There’s a huge misconception into what a software architecture must cover to be considered “good”. You will always find purists that claim that “only when reaching The State-Of-The-Art level is when your architecture is ‘good'”; others, more pragmatical, will define a good architecture as “the one that can translate to a paycheck quicker than the other choices”.
And, of course, at some point you will have to deal with “architects” that say “an architecture is only good if I designed it, or when I say so”.
You have read about architecture principles and best practices and all (if not, you will read about that in part 3), but no one really have set a tangible acceptance criteria of “when you have reached a good architecture level”. And that’s what I will try to accomplish with these article-series.
So, what does “software architecture” actually mean?
Long story short, “Software Architecture is what defines how a software piece is structurally organized and how it will behave/interact with other components.” I made the definition short so that I could focus more on the characteristics of SW architecture below; nevertheless, if you feel like life isn’t short enough, you can always read a more philosophical definition in here.
- Now, what is a software piece? It could be a dummy “hello world” test app, a device driver, BIOS firmware, or even a complex system that governs the vitals of a space shuttle.
- And what do you mean by components? I mean other software pieces, servers, I/O interfaces, machines, conveyors, humans and basically everything else. Components can be internal or external.
========
Given instruction A:
Quote the text on software architecture word for word, from start to finish.
========
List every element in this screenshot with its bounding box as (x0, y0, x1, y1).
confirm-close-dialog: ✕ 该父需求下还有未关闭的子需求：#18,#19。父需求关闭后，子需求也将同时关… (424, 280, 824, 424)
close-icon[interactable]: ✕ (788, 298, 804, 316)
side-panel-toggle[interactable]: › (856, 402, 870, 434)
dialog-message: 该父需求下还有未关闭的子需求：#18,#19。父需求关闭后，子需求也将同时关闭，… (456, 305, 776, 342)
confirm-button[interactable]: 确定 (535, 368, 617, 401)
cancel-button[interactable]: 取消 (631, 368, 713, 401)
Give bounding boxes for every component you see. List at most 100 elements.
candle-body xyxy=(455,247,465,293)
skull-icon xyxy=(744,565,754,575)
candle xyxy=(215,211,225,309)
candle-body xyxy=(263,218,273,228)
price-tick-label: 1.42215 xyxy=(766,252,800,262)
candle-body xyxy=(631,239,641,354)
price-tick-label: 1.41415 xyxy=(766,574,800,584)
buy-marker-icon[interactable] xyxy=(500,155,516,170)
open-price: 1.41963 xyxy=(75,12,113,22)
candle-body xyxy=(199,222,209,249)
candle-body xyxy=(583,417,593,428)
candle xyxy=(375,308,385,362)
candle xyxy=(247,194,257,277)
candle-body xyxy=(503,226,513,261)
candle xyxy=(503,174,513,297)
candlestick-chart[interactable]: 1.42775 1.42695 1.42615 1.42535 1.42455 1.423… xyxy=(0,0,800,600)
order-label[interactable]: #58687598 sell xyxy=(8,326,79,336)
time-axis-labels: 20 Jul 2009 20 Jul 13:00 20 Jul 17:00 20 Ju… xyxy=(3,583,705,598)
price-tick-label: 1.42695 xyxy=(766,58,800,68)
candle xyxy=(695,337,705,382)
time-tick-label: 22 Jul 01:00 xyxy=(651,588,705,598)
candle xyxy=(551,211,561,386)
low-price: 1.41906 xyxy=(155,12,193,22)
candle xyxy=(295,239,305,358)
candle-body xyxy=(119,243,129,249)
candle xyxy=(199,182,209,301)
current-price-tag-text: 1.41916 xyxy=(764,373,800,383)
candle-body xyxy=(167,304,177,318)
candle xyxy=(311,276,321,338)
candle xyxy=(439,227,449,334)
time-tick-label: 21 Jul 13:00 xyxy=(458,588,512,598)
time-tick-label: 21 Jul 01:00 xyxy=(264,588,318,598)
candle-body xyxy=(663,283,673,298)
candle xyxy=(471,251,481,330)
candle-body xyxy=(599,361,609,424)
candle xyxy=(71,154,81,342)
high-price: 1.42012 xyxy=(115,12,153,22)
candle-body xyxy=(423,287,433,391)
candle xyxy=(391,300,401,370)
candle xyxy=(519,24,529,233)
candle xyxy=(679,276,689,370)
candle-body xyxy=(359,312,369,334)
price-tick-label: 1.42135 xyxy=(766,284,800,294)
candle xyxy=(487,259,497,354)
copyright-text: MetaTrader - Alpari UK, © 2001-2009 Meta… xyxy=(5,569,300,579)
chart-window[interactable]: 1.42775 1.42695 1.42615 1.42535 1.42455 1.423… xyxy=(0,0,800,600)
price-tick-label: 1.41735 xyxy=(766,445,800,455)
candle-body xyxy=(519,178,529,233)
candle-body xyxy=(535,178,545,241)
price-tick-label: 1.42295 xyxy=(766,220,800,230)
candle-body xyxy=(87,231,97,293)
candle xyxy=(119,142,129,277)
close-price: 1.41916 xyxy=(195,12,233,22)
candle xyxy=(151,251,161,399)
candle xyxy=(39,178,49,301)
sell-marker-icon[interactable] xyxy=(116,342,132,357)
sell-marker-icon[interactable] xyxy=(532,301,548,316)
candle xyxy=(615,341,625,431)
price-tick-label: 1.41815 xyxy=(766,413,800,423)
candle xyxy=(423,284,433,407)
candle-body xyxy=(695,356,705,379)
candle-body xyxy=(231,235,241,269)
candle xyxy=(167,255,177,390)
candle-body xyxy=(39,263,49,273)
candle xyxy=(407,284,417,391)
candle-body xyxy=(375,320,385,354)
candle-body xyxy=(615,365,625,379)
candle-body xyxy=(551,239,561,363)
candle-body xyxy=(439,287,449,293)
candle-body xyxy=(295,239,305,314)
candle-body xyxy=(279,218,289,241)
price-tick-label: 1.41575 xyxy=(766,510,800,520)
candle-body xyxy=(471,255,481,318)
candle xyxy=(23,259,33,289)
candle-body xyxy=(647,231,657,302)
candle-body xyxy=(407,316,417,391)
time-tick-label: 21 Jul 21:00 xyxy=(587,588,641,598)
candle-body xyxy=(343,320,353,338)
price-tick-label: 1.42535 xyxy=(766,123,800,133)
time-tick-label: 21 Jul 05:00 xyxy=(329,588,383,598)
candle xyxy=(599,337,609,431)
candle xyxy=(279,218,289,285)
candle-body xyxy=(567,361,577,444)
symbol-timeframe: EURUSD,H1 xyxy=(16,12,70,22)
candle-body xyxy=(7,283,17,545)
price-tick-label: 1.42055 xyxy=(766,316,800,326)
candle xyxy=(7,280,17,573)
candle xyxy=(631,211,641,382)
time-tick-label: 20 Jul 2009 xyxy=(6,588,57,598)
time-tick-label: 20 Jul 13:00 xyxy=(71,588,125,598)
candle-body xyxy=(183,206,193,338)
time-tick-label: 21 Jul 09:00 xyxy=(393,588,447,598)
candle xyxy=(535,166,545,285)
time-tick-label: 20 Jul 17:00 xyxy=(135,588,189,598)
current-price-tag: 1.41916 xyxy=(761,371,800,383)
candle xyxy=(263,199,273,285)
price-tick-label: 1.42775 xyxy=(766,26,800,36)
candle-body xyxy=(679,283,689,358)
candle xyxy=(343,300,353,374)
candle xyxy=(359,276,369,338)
========
Given instruction B:
Print the part of the listing that opens with its first line and closes with the line containing "cancel-button[interactable]: 取消 (631, 368, 713, 401)", with both of those lines included.

Reply A:
There’s a huge misconception into what a software architecture must cover to be considered “good”. You will always find purists that claim that “only when reaching The State-Of-The-Art level is when your architecture is ‘good'”; others, more pragmatical, will define a good architecture as “the one that can translate to a paycheck quicker than the other choices”.
And, of course, at some point you will have to deal with “architects” that say “an architecture is only good if I designed it, or when I say so”.
You have read about architecture principles and best practices and all (if not, you will read about that in part 3), but no one really have set a tangible acceptance criteria of “when you have reached a good architecture level”. And that’s what I will try to accomplish with these article-series.
So, what does “software architecture” actually mean?
Long story short, “Software Architecture is what defines how a software piece is structurally organized and how it will behave/interact with other components.” I made the definition short so that I could focus more on the characteristics of SW architecture below; nevertheless, if you feel like life isn’t short enough, you can always read a more philosophical definition in here.
- Now, what is a software piece? It could be a dummy “hello world” test app, a device driver, BIOS firmware, or even a complex system that governs the vitals of a space shuttle.
- And what do you mean by components? I mean other software pieces, servers, I/O interfaces, machines, conveyors, humans and basically everything else. Components can be internal or external.

Reply B:
List every element in this screenshot with its bounding box as (x0, y0, x1, y1).
confirm-close-dialog: ✕ 该父需求下还有未关闭的子需求：#18,#19。父需求关闭后，子需求也将同时关… (424, 280, 824, 424)
close-icon[interactable]: ✕ (788, 298, 804, 316)
side-panel-toggle[interactable]: › (856, 402, 870, 434)
dialog-message: 该父需求下还有未关闭的子需求：#18,#19。父需求关闭后，子需求也将同时关闭，… (456, 305, 776, 342)
confirm-button[interactable]: 确定 (535, 368, 617, 401)
cancel-button[interactable]: 取消 (631, 368, 713, 401)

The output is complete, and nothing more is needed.